Data records
----------------

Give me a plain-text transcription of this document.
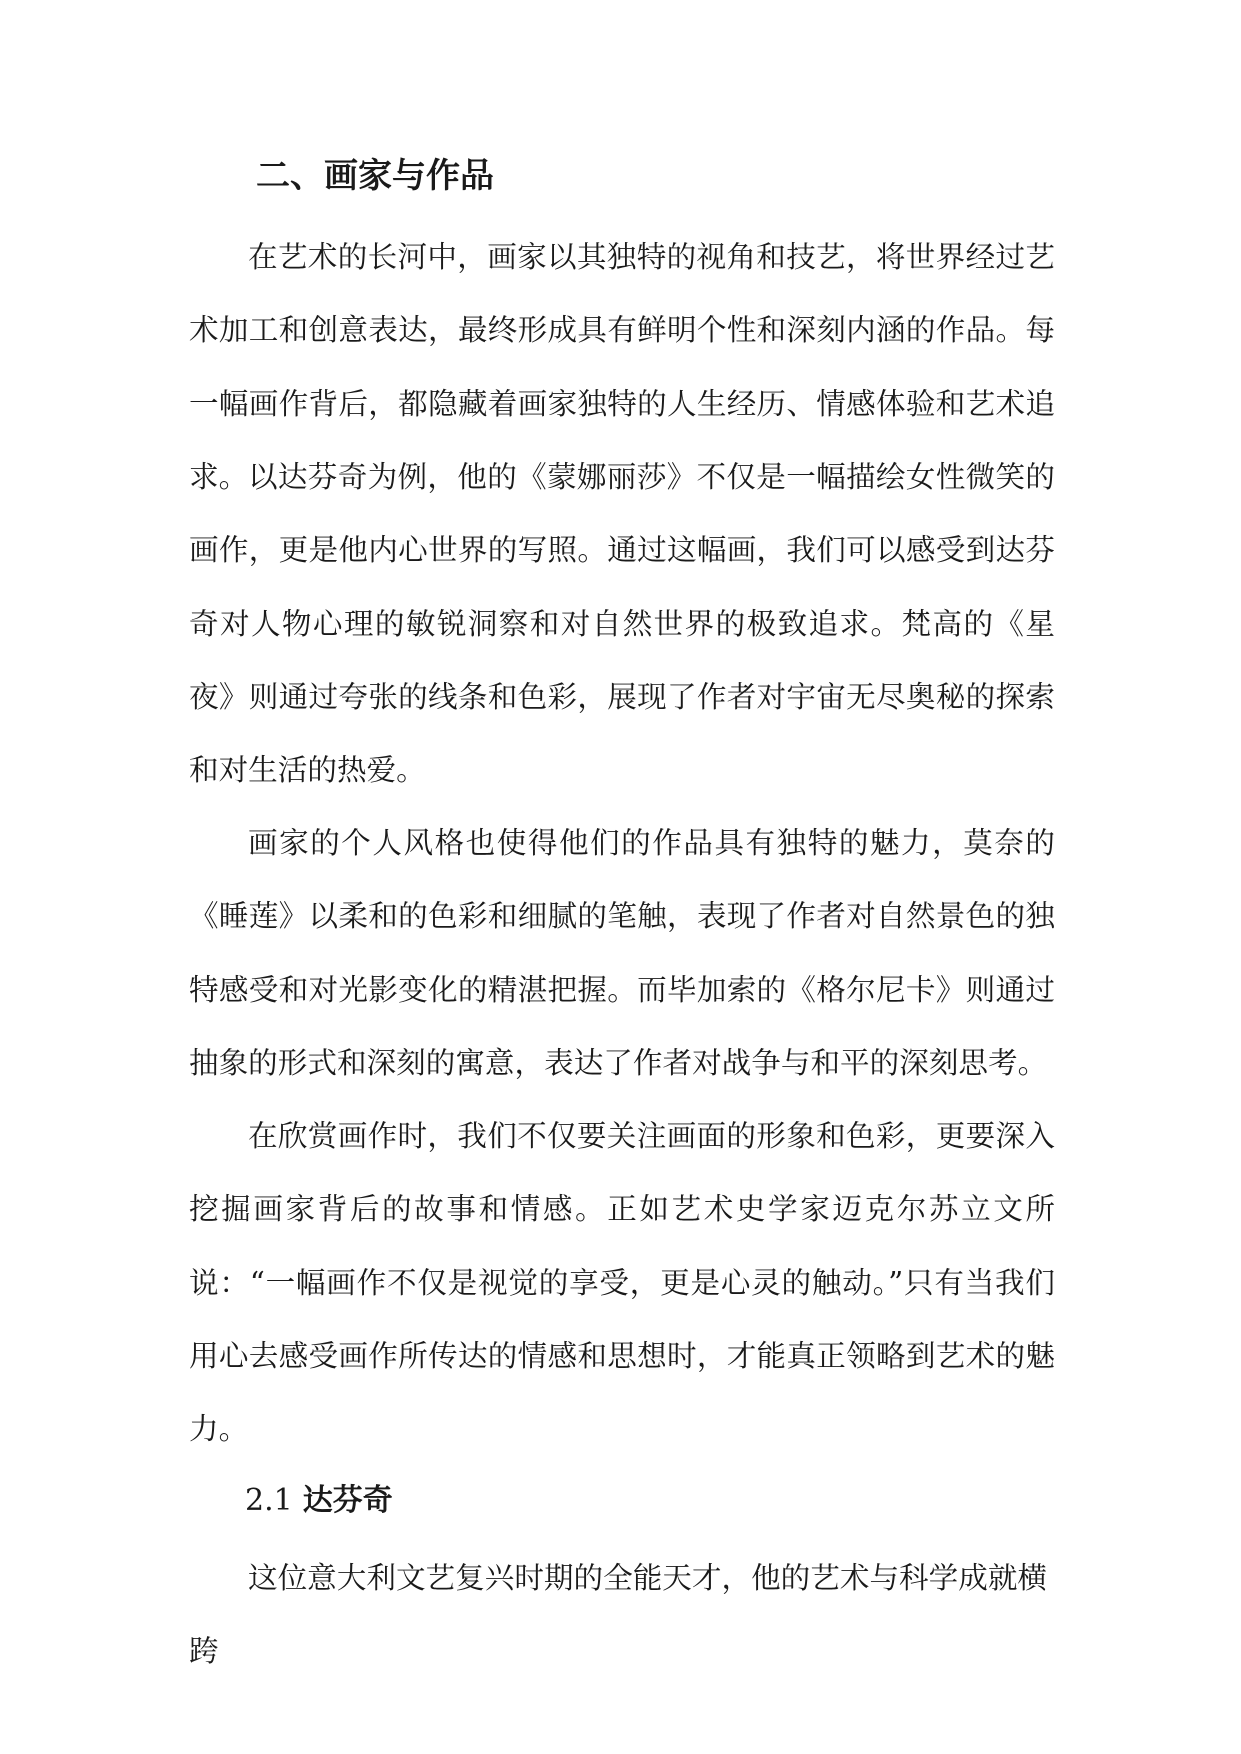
二、画家与作品

在艺术的长河中，画家以其独特的视角和技艺，将世界经过艺术加工和创意表达，最终形成具有鲜明个性和深刻内涵的作品。每一幅画作背后，都隐藏着画家独特的人生经历、情感体验和艺术追求。 以达芬奇为例，他的《蒙娜丽莎》不仅是一幅描绘女性微笑的画作，更是他内心世界的写照。通过这幅画，我们可以感受到达芬奇对人物心理的敏锐洞察和对自然世界的极致追求。梵高的《星夜》则通过夸张的线条和色彩，展现了作者对宇宙无尽奥秘的探索和对生活的热爱。

画家的个人风格也使得他们的作品具有独特的魅力，莫奈的《睡莲》以柔和的色彩和细腻的笔触，表现了作者对自然景色的独特感受和对光影变化的精湛把握。而毕加索的《格尔尼卡》则通过抽象的形式和深刻的寓意，表达了作者对战争与和平的深刻思考。

在欣赏画作时，我们不仅要关注画面的形象和色彩，更要深入挖掘画家背后的故事和情感。正如艺术史学家迈克尔苏立文所说：“一幅画作不仅是视觉的享受，更是心灵的触动。”只有当我们用心去感受画作所传达的情感和思想时，才能真正领略到艺术的魅力。

2.1 达芬奇

这位意大利文艺复兴时期的全能天才，他的艺术与科学成就横跨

----------------

Write out the records above once more, word for word, with no pictures.

## RIGHT ANSWER
Give me a plain-text transcription of this document.
二、画家与作品

在艺术的长河中，画家以其独特的视角和技艺，将世界经过艺术加工和创意表达，最终形成具有鲜明个性和深刻内涵的作品。每一幅画作背后，都隐藏着画家独特的人生经历、情感体验和艺术追求。 以达芬奇为例，他的《蒙娜丽莎》不仅是一幅描绘女性微笑的画作，更是他内心世界的写照。通过这幅画，我们可以感受到达芬奇对人物心理的敏锐洞察和对自然世界的极致追求。梵高的《星夜》则通过夸张的线条和色彩，展现了作者对宇宙无尽奥秘的探索和对生活的热爱。

画家的个人风格也使得他们的作品具有独特的魅力，莫奈的《睡莲》以柔和的色彩和细腻的笔触，表现了作者对自然景色的独特感受和对光影变化的精湛把握。而毕加索的《格尔尼卡》则通过抽象的形式和深刻的寓意，表达了作者对战争与和平的深刻思考。

在欣赏画作时，我们不仅要关注画面的形象和色彩，更要深入挖掘画家背后的故事和情感。正如艺术史学家迈克尔苏立文所说：“一幅画作不仅是视觉的享受，更是心灵的触动。”只有当我们用心去感受画作所传达的情感和思想时，才能真正领略到艺术的魅力。

2.1 达芬奇

这位意大利文艺复兴时期的全能天才，他的艺术与科学成就横跨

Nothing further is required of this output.